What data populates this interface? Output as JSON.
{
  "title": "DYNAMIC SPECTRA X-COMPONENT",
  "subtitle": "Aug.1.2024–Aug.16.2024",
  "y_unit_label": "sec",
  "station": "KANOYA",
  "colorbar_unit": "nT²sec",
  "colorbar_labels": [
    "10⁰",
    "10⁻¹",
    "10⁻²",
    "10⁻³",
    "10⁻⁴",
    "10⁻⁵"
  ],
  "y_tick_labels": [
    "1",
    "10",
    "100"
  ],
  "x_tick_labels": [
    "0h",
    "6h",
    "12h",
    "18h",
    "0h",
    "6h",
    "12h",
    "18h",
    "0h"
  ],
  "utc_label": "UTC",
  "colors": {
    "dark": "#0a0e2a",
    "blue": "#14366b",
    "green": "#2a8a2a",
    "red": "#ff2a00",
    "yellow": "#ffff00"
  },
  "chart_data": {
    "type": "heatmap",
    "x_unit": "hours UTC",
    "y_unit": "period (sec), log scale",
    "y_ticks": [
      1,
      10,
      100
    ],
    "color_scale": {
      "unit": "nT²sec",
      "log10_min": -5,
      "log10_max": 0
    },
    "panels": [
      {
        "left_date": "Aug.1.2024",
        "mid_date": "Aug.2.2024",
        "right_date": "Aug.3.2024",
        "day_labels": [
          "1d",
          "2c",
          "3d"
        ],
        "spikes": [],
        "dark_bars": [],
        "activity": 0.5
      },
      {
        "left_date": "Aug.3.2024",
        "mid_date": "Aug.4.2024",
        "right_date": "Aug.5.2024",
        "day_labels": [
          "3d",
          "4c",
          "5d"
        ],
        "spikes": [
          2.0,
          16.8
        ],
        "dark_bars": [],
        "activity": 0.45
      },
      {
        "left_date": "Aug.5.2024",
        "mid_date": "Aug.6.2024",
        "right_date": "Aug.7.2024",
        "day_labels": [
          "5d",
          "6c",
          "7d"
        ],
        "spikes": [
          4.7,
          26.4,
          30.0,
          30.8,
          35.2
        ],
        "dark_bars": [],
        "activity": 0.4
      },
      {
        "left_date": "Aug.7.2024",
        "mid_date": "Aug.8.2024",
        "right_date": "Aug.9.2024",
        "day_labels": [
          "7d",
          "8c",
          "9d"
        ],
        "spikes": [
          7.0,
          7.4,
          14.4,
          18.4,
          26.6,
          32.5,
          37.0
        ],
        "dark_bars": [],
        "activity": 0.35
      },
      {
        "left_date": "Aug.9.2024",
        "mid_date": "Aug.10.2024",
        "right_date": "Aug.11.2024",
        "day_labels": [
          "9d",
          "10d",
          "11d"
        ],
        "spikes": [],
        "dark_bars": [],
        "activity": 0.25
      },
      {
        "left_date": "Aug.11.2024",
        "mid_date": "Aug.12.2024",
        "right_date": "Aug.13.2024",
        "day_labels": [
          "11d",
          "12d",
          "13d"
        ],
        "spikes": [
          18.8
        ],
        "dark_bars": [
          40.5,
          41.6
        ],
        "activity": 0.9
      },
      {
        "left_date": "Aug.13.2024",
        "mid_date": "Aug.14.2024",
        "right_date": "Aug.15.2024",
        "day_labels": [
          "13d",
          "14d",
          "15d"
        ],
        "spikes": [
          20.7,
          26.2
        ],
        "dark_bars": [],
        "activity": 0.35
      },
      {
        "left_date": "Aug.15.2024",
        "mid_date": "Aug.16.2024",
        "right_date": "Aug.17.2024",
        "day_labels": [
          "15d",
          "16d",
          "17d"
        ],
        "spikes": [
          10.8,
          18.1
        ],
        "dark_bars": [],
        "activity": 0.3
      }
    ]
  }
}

● ● ● ● ●

## [What you should do]
Repeat all of the records above exactly as written.

## [The output]
What data populates this interface? Output as JSON.
{
  "title": "DYNAMIC SPECTRA X-COMPONENT",
  "subtitle": "Aug.1.2024–Aug.16.2024",
  "y_unit_label": "sec",
  "station": "KANOYA",
  "colorbar_unit": "nT²sec",
  "colorbar_labels": [
    "10⁰",
    "10⁻¹",
    "10⁻²",
    "10⁻³",
    "10⁻⁴",
    "10⁻⁵"
  ],
  "y_tick_labels": [
    "1",
    "10",
    "100"
  ],
  "x_tick_labels": [
    "0h",
    "6h",
    "12h",
    "18h",
    "0h",
    "6h",
    "12h",
    "18h",
    "0h"
  ],
  "utc_label": "UTC",
  "colors": {
    "dark": "#0a0e2a",
    "blue": "#14366b",
    "green": "#2a8a2a",
    "red": "#ff2a00",
    "yellow": "#ffff00"
  },
  "chart_data": {
    "type": "heatmap",
    "x_unit": "hours UTC",
    "y_unit": "period (sec), log scale",
    "y_ticks": [
      1,
      10,
      100
    ],
    "color_scale": {
      "unit": "nT²sec",
      "log10_min": -5,
      "log10_max": 0
    },
    "panels": [
      {
        "left_date": "Aug.1.2024",
        "mid_date": "Aug.2.2024",
        "right_date": "Aug.3.2024",
        "day_labels": [
          "1d",
          "2c",
          "3d"
        ],
        "spikes": [],
        "dark_bars": [],
        "activity": 0.5
      },
      {
        "left_date": "Aug.3.2024",
        "mid_date": "Aug.4.2024",
        "right_date": "Aug.5.2024",
        "day_labels": [
          "3d",
          "4c",
          "5d"
        ],
        "spikes": [
          2.0,
          16.8
        ],
        "dark_bars": [],
        "activity": 0.45
      },
      {
        "left_date": "Aug.5.2024",
        "mid_date": "Aug.6.2024",
        "right_date": "Aug.7.2024",
        "day_labels": [
          "5d",
          "6c",
          "7d"
        ],
        "spikes": [
          4.7,
          26.4,
          30.0,
          30.8,
          35.2
        ],
        "dark_bars": [],
        "activity": 0.4
      },
      {
        "left_date": "Aug.7.2024",
        "mid_date": "Aug.8.2024",
        "right_date": "Aug.9.2024",
        "day_labels": [
          "7d",
          "8c",
          "9d"
        ],
        "spikes": [
          7.0,
          7.4,
          14.4,
          18.4,
          26.6,
          32.5,
          37.0
        ],
        "dark_bars": [],
        "activity": 0.35
      },
      {
        "left_date": "Aug.9.2024",
        "mid_date": "Aug.10.2024",
        "right_date": "Aug.11.2024",
        "day_labels": [
          "9d",
          "10d",
          "11d"
        ],
        "spikes": [],
        "dark_bars": [],
        "activity": 0.25
      },
      {
        "left_date": "Aug.11.2024",
        "mid_date": "Aug.12.2024",
        "right_date": "Aug.13.2024",
        "day_labels": [
          "11d",
          "12d",
          "13d"
        ],
        "spikes": [
          18.8
        ],
        "dark_bars": [
          40.5,
          41.6
        ],
        "activity": 0.9
      },
      {
        "left_date": "Aug.13.2024",
        "mid_date": "Aug.14.2024",
        "right_date": "Aug.15.2024",
        "day_labels": [
          "13d",
          "14d",
          "15d"
        ],
        "spikes": [
          20.7,
          26.2
        ],
        "dark_bars": [],
        "activity": 0.35
      },
      {
        "left_date": "Aug.15.2024",
        "mid_date": "Aug.16.2024",
        "right_date": "Aug.17.2024",
        "day_labels": [
          "15d",
          "16d",
          "17d"
        ],
        "spikes": [
          10.8,
          18.1
        ],
        "dark_bars": [],
        "activity": 0.3
      }
    ]
  }
}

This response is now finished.